- [Brief A]:
Answer these questions about the article on Blanche Altizer Smith, one answer per line:
(i) In what year was she inducted into the National Cowgirl Museum and Hall of Fame?
(ii) What was the name of her younger brother?
(iii) Besides calf roping, in which two events did she also compete?

============

= Blanche Altizer Smith =

American cattlewoman (1928-1998)

Blanche Luela Altizer Smith (July 16, 1928 - December 30, 1998) was inducted into the National Cowgirl Museum and Hall of Fame in 1976.

==Life==
Blanche Luela Altizer was born on July 16, 1928, into a Southern Texas ranching family.
She was the older sister of the ProRodeo Hall of Fame calf and steer roper Jim Bob Altizer.

She married Floyd E. "Bud" Smith, and they had two sons, Olie and Jimmy. When their parents died, Olie and Jimmy carried on the ranch and rodeo tradition and live in the Sonora, Texas, area.

Blanche's nephew Mack, Jim Bob's son, was a professional rodeo stock contractor for many years as the owner of Bad Company Rodeo. Her niece Sherry, Jim Bob's daughter, was a professional rodeo cowgirl who competed in the Women's Professional Rodeo Association (WPRA).

==Career==
Smith competed in professional calf roping with much success, becoming a champion several times. She competed at major rodeos in Texas, many times competing against men. She also competed as a barrel racer and as a team roper. In another vein, she served as secretary and timer.

============

- [Brief B]:
Transcribe the records line for line, starting at their first line and ending at the line that contains "board-cell [120,453,154,486]", both included.

[Labeled region entries]

============

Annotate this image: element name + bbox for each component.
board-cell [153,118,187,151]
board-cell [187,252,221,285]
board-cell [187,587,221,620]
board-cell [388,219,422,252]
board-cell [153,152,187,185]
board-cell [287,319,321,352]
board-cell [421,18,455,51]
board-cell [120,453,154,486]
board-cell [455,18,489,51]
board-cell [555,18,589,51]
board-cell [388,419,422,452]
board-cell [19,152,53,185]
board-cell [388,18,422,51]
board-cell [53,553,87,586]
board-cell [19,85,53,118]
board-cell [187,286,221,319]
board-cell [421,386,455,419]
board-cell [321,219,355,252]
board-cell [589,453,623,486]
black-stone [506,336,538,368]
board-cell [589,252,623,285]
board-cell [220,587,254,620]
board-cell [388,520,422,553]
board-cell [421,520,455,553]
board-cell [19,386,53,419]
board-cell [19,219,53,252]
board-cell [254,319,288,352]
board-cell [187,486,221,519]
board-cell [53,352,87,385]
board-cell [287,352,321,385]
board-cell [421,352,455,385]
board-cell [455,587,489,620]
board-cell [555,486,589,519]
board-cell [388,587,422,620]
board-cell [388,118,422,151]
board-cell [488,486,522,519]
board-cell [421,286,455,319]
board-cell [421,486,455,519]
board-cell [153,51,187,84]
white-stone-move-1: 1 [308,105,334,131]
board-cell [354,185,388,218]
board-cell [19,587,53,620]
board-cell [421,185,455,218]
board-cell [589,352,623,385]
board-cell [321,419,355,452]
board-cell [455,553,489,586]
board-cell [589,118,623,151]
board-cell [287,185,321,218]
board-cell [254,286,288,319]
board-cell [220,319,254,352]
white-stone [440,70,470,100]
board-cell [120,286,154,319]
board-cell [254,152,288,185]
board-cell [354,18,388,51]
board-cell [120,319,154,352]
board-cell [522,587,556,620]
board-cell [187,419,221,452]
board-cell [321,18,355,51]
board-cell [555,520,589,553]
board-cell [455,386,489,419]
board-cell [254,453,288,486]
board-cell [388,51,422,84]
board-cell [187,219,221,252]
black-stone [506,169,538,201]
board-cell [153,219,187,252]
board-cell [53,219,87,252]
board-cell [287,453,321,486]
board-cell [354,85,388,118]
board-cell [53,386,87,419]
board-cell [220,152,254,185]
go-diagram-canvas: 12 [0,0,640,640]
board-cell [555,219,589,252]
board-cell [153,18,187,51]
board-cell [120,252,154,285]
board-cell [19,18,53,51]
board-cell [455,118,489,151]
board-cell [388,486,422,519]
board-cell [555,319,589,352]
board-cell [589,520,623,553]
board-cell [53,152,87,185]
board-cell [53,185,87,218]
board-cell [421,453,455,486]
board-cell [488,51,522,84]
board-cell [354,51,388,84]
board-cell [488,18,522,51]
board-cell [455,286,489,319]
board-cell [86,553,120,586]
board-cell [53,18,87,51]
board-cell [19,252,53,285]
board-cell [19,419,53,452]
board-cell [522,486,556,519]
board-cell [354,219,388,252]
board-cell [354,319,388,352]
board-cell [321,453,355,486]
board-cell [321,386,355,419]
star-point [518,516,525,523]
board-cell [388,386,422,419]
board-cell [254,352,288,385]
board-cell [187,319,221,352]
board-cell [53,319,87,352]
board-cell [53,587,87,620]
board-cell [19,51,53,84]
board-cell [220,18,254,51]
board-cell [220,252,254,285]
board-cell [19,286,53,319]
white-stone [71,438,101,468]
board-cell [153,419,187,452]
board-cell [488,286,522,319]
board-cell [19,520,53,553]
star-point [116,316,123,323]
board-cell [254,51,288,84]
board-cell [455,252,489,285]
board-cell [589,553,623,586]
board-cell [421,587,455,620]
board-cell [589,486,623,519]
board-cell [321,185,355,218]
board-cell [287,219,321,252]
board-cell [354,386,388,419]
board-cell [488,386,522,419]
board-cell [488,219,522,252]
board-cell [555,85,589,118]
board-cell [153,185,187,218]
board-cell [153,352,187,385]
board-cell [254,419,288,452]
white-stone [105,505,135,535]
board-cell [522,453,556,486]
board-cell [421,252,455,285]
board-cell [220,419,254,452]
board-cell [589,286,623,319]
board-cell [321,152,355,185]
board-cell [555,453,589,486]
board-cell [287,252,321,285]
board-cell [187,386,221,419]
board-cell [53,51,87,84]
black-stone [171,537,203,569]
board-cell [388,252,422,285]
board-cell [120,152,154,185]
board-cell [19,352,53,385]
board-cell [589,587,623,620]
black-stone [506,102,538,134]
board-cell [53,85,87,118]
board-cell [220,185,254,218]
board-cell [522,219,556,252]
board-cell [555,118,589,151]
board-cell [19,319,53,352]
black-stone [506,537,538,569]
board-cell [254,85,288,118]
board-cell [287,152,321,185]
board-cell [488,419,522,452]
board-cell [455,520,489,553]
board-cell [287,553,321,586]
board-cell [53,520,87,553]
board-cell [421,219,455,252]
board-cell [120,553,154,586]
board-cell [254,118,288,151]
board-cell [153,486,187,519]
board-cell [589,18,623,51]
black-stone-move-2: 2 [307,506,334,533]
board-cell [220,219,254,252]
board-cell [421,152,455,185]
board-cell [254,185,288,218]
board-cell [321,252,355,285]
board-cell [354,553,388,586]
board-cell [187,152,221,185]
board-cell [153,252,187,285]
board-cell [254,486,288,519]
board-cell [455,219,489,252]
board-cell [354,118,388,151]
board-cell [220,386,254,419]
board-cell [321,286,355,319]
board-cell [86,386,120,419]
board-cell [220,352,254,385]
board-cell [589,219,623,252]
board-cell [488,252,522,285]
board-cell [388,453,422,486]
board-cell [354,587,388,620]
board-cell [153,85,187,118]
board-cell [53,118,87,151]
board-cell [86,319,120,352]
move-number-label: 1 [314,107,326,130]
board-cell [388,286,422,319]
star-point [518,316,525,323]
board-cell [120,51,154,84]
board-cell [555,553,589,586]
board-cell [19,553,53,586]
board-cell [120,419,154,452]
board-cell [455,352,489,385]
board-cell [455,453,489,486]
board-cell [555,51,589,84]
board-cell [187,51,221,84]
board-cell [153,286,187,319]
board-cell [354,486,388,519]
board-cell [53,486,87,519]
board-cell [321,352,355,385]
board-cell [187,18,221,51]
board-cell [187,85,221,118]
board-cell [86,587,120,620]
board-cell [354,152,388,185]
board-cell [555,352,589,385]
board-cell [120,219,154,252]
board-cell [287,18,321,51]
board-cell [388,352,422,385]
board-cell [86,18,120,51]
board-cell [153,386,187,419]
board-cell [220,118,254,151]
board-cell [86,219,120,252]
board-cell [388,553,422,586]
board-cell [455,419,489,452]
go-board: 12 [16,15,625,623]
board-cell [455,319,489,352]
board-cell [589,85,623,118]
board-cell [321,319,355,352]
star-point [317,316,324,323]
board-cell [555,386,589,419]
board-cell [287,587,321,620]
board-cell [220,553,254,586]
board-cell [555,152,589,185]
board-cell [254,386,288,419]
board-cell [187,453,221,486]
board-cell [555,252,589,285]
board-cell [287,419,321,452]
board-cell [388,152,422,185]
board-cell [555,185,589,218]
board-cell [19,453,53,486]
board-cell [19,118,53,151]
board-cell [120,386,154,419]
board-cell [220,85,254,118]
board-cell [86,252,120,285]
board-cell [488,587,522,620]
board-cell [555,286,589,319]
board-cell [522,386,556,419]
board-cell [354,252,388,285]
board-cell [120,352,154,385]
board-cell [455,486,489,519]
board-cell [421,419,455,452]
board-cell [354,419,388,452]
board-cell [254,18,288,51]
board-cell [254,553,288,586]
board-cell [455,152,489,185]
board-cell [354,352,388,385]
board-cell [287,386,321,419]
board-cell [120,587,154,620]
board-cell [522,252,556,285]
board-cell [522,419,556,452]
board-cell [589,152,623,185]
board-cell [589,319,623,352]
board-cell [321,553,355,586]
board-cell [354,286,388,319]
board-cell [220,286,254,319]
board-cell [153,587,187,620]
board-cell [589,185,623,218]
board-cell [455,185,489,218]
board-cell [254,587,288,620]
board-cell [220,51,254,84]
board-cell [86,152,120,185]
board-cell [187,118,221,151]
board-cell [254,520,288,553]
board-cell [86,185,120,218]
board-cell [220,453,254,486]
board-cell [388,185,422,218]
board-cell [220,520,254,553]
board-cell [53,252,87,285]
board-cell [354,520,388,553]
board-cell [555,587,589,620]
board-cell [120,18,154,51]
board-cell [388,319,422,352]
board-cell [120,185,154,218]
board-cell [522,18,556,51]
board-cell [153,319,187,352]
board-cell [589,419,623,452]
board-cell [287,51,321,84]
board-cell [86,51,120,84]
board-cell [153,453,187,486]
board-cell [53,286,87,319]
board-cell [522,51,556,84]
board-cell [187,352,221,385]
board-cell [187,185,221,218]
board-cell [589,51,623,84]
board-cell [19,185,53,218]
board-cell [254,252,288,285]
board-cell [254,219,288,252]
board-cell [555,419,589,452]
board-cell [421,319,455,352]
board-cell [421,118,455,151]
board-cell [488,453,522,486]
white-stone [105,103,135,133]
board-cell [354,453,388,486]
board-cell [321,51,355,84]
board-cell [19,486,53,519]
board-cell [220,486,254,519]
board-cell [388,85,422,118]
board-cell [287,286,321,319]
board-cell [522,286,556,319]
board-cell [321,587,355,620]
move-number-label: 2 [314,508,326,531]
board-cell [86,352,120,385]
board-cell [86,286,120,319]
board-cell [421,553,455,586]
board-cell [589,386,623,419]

============

- [Exercise response A]:
(i) 1976
(ii) Jim Bob Altizer
(iii) Barrel racing and team roping

- [Exercise response B]:
Annotate this image: element name + bbox for each component.
board-cell [153,118,187,151]
board-cell [187,252,221,285]
board-cell [187,587,221,620]
board-cell [388,219,422,252]
board-cell [153,152,187,185]
board-cell [287,319,321,352]
board-cell [421,18,455,51]
board-cell [120,453,154,486]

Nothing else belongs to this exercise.